* [Input data]:
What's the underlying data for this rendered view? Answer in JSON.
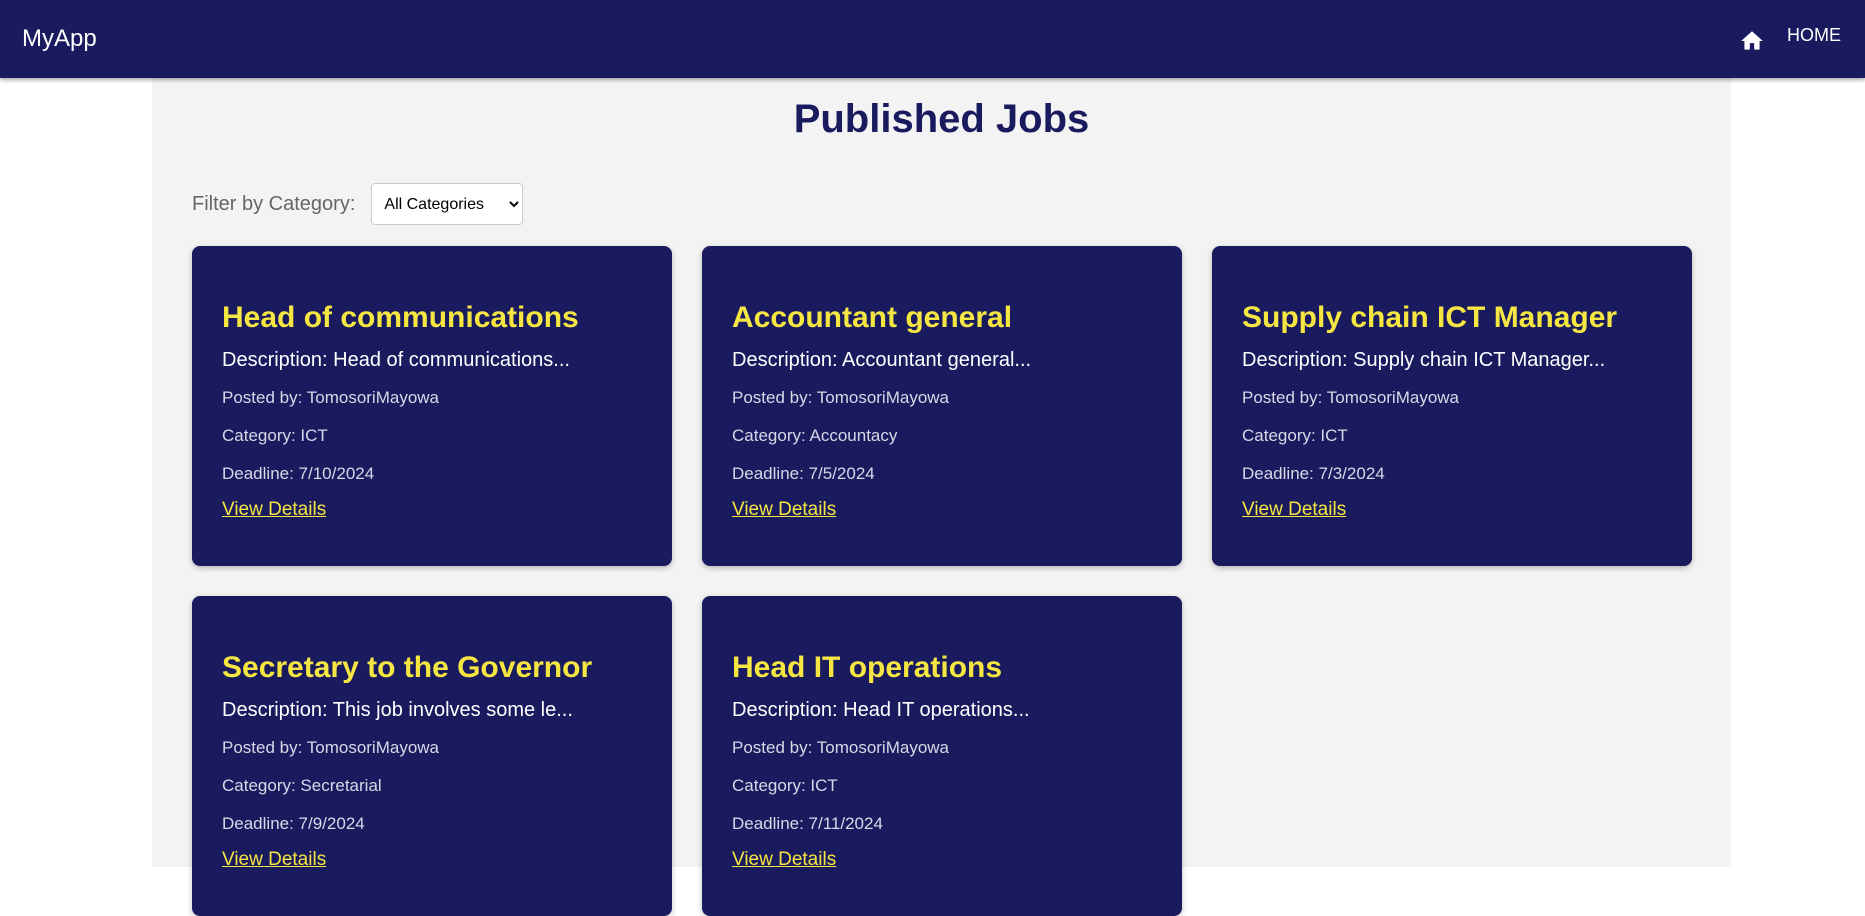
{
  "appbar": {
    "brand": "MyApp",
    "home_label": "HOME",
    "home_icon": "home-icon"
  },
  "page": {
    "title": "Published Jobs"
  },
  "filter": {
    "label": "Filter by Category:",
    "selected": "All Categories"
  },
  "jobs": [
    {
      "title": "Head of communications",
      "description": "Description: Head of communications...",
      "posted_by": "Posted by: TomosoriMayowa",
      "category": "Category: ICT",
      "deadline": "Deadline: 7/10/2024",
      "link": "View Details"
    },
    {
      "title": "Accountant general",
      "description": "Description: Accountant general...",
      "posted_by": "Posted by: TomosoriMayowa",
      "category": "Category: Accountacy",
      "deadline": "Deadline: 7/5/2024",
      "link": "View Details"
    },
    {
      "title": "Supply chain ICT Manager",
      "description": "Description: Supply chain ICT Manager...",
      "posted_by": "Posted by: TomosoriMayowa",
      "category": "Category: ICT",
      "deadline": "Deadline: 7/3/2024",
      "link": "View Details"
    },
    {
      "title": "Secretary to the Governor",
      "description": "Description: This job involves some le...",
      "posted_by": "Posted by: TomosoriMayowa",
      "category": "Category: Secretarial",
      "deadline": "Deadline: 7/9/2024",
      "link": "View Details"
    },
    {
      "title": "Head IT operations",
      "description": "Description: Head IT operations...",
      "posted_by": "Posted by: TomosoriMayowa",
      "category": "Category: ICT",
      "deadline": "Deadline: 7/11/2024",
      "link": "View Details"
    }
  ],
  "colors": {
    "navy": "#1a1a5e",
    "accent_yellow": "#f5e642",
    "page_background": "#f3f3f3"
  }
}
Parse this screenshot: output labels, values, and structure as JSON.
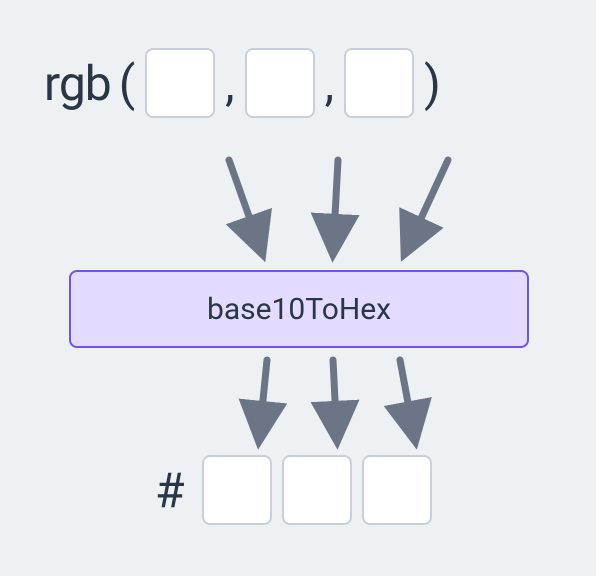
{
  "rgb": {
    "prefix": "rgb",
    "open": "(",
    "close": ")",
    "comma1": ",",
    "comma2": ","
  },
  "function": {
    "label": "base10ToHex"
  },
  "hex": {
    "hash": "#"
  }
}
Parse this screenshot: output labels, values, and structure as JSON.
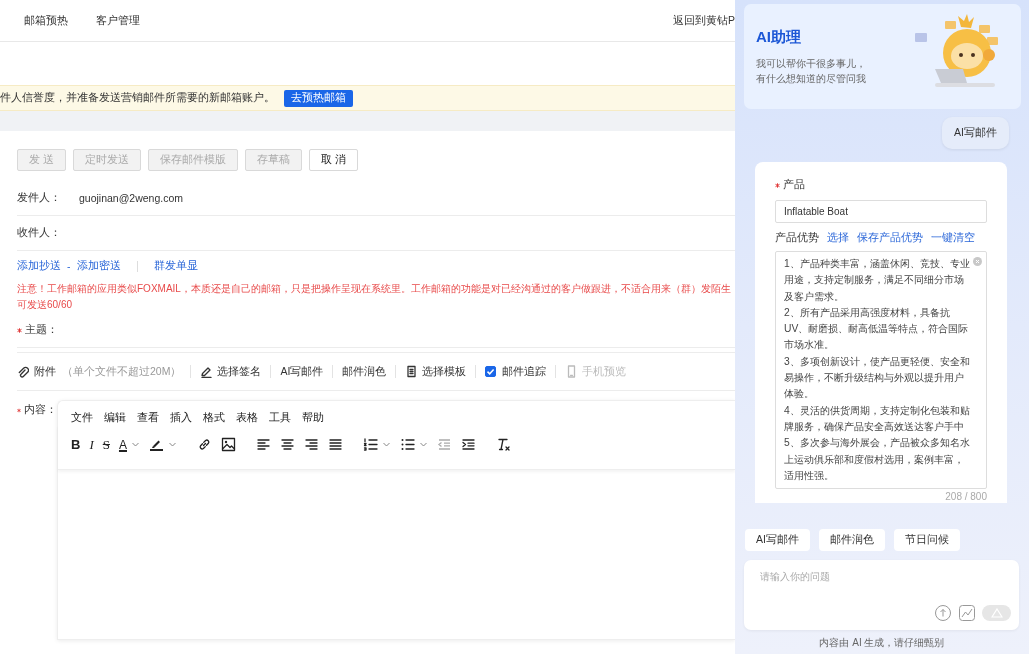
{
  "nav": {
    "items": [
      {
        "label": "邮箱预热"
      },
      {
        "label": "客户管理"
      }
    ],
    "back_link": "返回到黄钻P"
  },
  "banner": {
    "text": "件人信誉度，并准备发送营销邮件所需要的新邮箱账户。",
    "button": "去预热邮箱"
  },
  "actions": [
    {
      "label": "发 送",
      "disabled": true
    },
    {
      "label": "定时发送",
      "disabled": true
    },
    {
      "label": "保存邮件模版",
      "disabled": true
    },
    {
      "label": "存草稿",
      "disabled": true
    },
    {
      "label": "取 消",
      "disabled": false
    }
  ],
  "sender": {
    "label": "发件人：",
    "value": "guojinan@2weng.com"
  },
  "recipient": {
    "label": "收件人："
  },
  "links": {
    "cc": "添加抄送",
    "separator": "-",
    "bcc": "添加密送",
    "bulk": "群发单显"
  },
  "warning": [
    "注意！工作邮箱的应用类似FOXMAIL，本质还是自己的邮箱，只是把操作呈现在系统里。工作邮箱的功能是对已经沟通过的客户做跟进，不适合用来（群）发陌生",
    "可发送60/60"
  ],
  "subject": {
    "label": "主题：",
    "required": true
  },
  "tools": [
    {
      "kind": "attach",
      "label": "附件",
      "hint": "（单个文件不超过20M）",
      "disabled": false
    },
    {
      "kind": "signature",
      "label": "选择签名",
      "disabled": false
    },
    {
      "kind": "plain",
      "label": "AI写邮件",
      "disabled": false
    },
    {
      "kind": "plain",
      "label": "邮件润色",
      "disabled": false
    },
    {
      "kind": "template",
      "label": "选择模板",
      "disabled": false
    },
    {
      "kind": "check",
      "label": "邮件追踪",
      "checked": true,
      "disabled": false
    },
    {
      "kind": "preview",
      "label": "手机预览",
      "disabled": true
    }
  ],
  "content": {
    "label": "内容：",
    "required": true,
    "menu": [
      "文件",
      "编辑",
      "查看",
      "插入",
      "格式",
      "表格",
      "工具",
      "帮助"
    ],
    "toolbar": [
      [
        {
          "kind": "bold",
          "text": "B",
          "caret": false
        },
        {
          "kind": "italic",
          "text": "I",
          "caret": false
        },
        {
          "kind": "strike",
          "text": "S",
          "caret": false
        },
        {
          "kind": "text-color",
          "text": "A",
          "caret": true
        },
        {
          "kind": "highlight",
          "caret": true
        }
      ],
      [
        {
          "kind": "link",
          "caret": false
        },
        {
          "kind": "image",
          "caret": false
        }
      ],
      [
        {
          "kind": "align-left",
          "caret": false
        },
        {
          "kind": "align-center",
          "caret": false
        },
        {
          "kind": "align-right",
          "caret": false
        },
        {
          "kind": "justify",
          "caret": false
        }
      ],
      [
        {
          "kind": "ordered-list",
          "caret": true
        },
        {
          "kind": "bullet-list",
          "caret": true
        },
        {
          "kind": "outdent",
          "caret": false
        },
        {
          "kind": "indent",
          "caret": false
        }
      ],
      [
        {
          "kind": "clear-format",
          "caret": false
        }
      ]
    ]
  },
  "assistant": {
    "title": "AI助理",
    "description": [
      "我可以帮你干很多事儿，",
      "有什么想知道的尽管问我"
    ],
    "user_message": "AI写邮件",
    "form": {
      "product_label": "产品",
      "product_required": true,
      "product_value": "Inflatable Boat",
      "advantages_label": "产品优势",
      "advantage_links": [
        "选择",
        "保存产品优势",
        "一键清空"
      ],
      "advantages": [
        "1、产品种类丰富，涵盖休闲、竞技、专业用途，支持定制服务，满足不同细分市场及客户需求。",
        "2、所有产品采用高强度材料，具备抗 UV、耐磨损、耐高低温等特点，符合国际市场水准。",
        "3、多项创新设计，使产品更轻便、安全和易操作，不断升级结构与外观以提升用户体验。",
        "4、灵活的供货周期，支持定制化包装和贴牌服务，确保产品安全高效送达客户手中",
        "5、多次参与海外展会，产品被众多知名水上运动俱乐部和度假村选用，案例丰富，适用性强。"
      ],
      "counter": "208 / 800"
    },
    "chips": [
      "AI写邮件",
      "邮件润色",
      "节日问候"
    ],
    "input_placeholder": "请输入你的问题",
    "footer": "内容由 AI 生成，请仔细甄别"
  }
}
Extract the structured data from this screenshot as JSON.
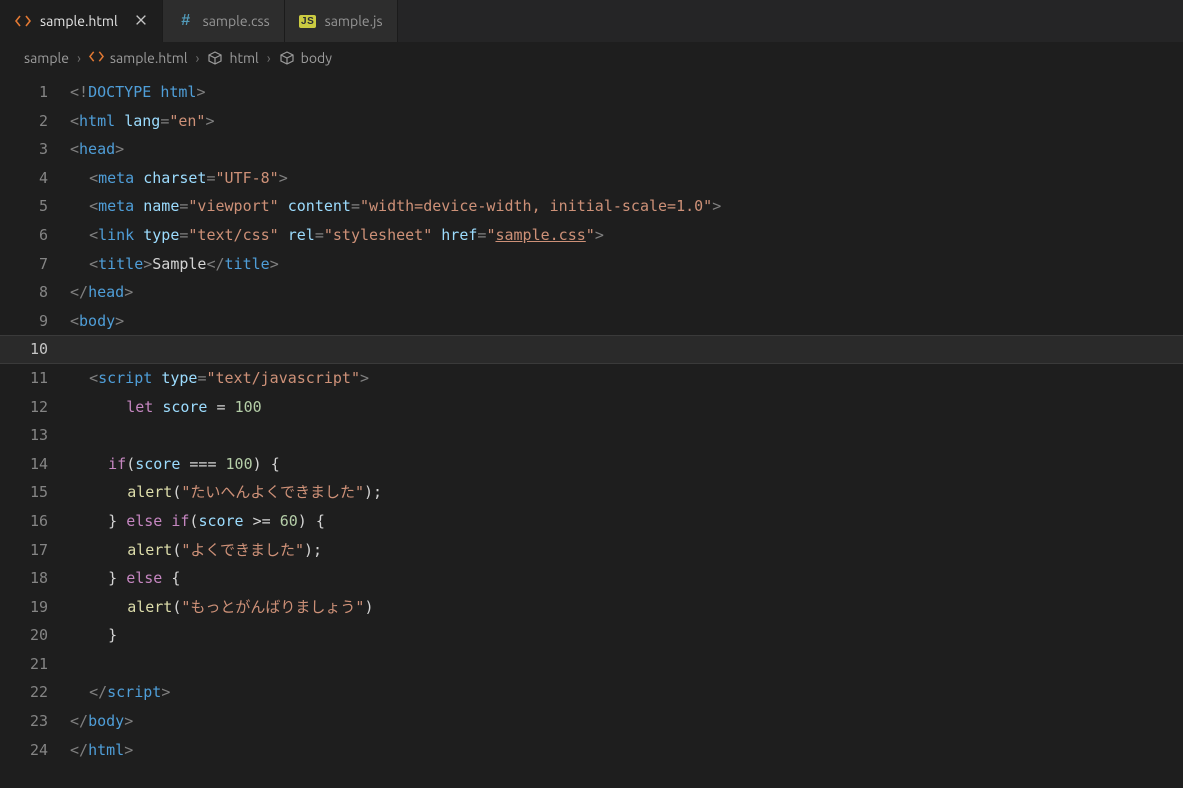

* [Aim]:
State how many lines in the records above contain the word "general", and give only that number.

* [The completed task]:
2